Write out the material below again, unchanged.
[BEGIN RECORDS FOR THE EXERCISE]
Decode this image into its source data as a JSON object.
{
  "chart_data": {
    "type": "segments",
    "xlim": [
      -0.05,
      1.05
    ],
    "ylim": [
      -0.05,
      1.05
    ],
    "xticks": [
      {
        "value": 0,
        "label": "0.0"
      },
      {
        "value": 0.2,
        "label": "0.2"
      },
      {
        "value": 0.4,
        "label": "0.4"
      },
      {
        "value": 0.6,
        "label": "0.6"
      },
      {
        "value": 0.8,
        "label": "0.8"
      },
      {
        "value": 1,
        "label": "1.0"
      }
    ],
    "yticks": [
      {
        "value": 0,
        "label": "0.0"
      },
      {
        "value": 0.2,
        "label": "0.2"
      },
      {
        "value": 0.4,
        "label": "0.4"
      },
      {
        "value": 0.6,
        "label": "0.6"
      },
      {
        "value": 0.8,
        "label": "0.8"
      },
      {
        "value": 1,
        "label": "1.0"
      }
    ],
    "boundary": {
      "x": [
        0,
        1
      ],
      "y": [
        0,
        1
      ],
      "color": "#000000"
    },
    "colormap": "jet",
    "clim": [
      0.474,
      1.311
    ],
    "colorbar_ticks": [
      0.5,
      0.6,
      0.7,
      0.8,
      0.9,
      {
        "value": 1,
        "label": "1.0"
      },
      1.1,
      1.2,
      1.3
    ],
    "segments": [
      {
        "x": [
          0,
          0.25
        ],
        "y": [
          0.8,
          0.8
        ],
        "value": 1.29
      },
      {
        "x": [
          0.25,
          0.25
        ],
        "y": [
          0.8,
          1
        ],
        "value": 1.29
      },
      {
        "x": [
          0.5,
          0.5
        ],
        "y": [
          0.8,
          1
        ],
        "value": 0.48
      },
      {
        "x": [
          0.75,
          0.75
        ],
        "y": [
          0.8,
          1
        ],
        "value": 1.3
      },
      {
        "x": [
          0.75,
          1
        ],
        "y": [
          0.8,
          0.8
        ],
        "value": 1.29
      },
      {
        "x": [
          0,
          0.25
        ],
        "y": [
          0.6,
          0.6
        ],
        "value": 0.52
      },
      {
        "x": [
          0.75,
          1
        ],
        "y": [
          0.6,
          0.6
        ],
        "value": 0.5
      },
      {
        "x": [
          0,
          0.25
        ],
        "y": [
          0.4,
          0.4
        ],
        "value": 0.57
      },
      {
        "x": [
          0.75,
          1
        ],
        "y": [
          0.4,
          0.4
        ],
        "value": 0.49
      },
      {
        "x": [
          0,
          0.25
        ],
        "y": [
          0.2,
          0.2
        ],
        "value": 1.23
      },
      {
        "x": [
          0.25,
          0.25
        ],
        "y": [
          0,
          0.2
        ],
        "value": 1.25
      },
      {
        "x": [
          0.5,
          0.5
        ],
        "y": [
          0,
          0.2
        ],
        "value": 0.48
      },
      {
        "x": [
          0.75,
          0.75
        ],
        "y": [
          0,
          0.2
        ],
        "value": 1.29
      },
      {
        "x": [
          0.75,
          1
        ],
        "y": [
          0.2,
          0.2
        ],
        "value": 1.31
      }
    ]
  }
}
[END RECORDS FOR THE EXERCISE]
EXPECTED ANSWER:
Decode this image into its source data as a JSON object.
{
  "chart_data": {
    "type": "segments",
    "xlim": [
      -0.05,
      1.05
    ],
    "ylim": [
      -0.05,
      1.05
    ],
    "xticks": [
      {
        "value": 0,
        "label": "0.0"
      },
      {
        "value": 0.2,
        "label": "0.2"
      },
      {
        "value": 0.4,
        "label": "0.4"
      },
      {
        "value": 0.6,
        "label": "0.6"
      },
      {
        "value": 0.8,
        "label": "0.8"
      },
      {
        "value": 1,
        "label": "1.0"
      }
    ],
    "yticks": [
      {
        "value": 0,
        "label": "0.0"
      },
      {
        "value": 0.2,
        "label": "0.2"
      },
      {
        "value": 0.4,
        "label": "0.4"
      },
      {
        "value": 0.6,
        "label": "0.6"
      },
      {
        "value": 0.8,
        "label": "0.8"
      },
      {
        "value": 1,
        "label": "1.0"
      }
    ],
    "boundary": {
      "x": [
        0,
        1
      ],
      "y": [
        0,
        1
      ],
      "color": "#000000"
    },
    "colormap": "jet",
    "clim": [
      0.474,
      1.311
    ],
    "colorbar_ticks": [
      0.5,
      0.6,
      0.7,
      0.8,
      0.9,
      {
        "value": 1,
        "label": "1.0"
      },
      1.1,
      1.2,
      1.3
    ],
    "segments": [
      {
        "x": [
          0,
          0.25
        ],
        "y": [
          0.8,
          0.8
        ],
        "value": 1.29
      },
      {
        "x": [
          0.25,
          0.25
        ],
        "y": [
          0.8,
          1
        ],
        "value": 1.29
      },
      {
        "x": [
          0.5,
          0.5
        ],
        "y": [
          0.8,
          1
        ],
        "value": 0.48
      },
      {
        "x": [
          0.75,
          0.75
        ],
        "y": [
          0.8,
          1
        ],
        "value": 1.3
      },
      {
        "x": [
          0.75,
          1
        ],
        "y": [
          0.8,
          0.8
        ],
        "value": 1.29
      },
      {
        "x": [
          0,
          0.25
        ],
        "y": [
          0.6,
          0.6
        ],
        "value": 0.52
      },
      {
        "x": [
          0.75,
          1
        ],
        "y": [
          0.6,
          0.6
        ],
        "value": 0.5
      },
      {
        "x": [
          0,
          0.25
        ],
        "y": [
          0.4,
          0.4
        ],
        "value": 0.57
      },
      {
        "x": [
          0.75,
          1
        ],
        "y": [
          0.4,
          0.4
        ],
        "value": 0.49
      },
      {
        "x": [
          0,
          0.25
        ],
        "y": [
          0.2,
          0.2
        ],
        "value": 1.23
      },
      {
        "x": [
          0.25,
          0.25
        ],
        "y": [
          0,
          0.2
        ],
        "value": 1.25
      },
      {
        "x": [
          0.5,
          0.5
        ],
        "y": [
          0,
          0.2
        ],
        "value": 0.48
      },
      {
        "x": [
          0.75,
          0.75
        ],
        "y": [
          0,
          0.2
        ],
        "value": 1.29
      },
      {
        "x": [
          0.75,
          1
        ],
        "y": [
          0.2,
          0.2
        ],
        "value": 1.31
      }
    ]
  }
}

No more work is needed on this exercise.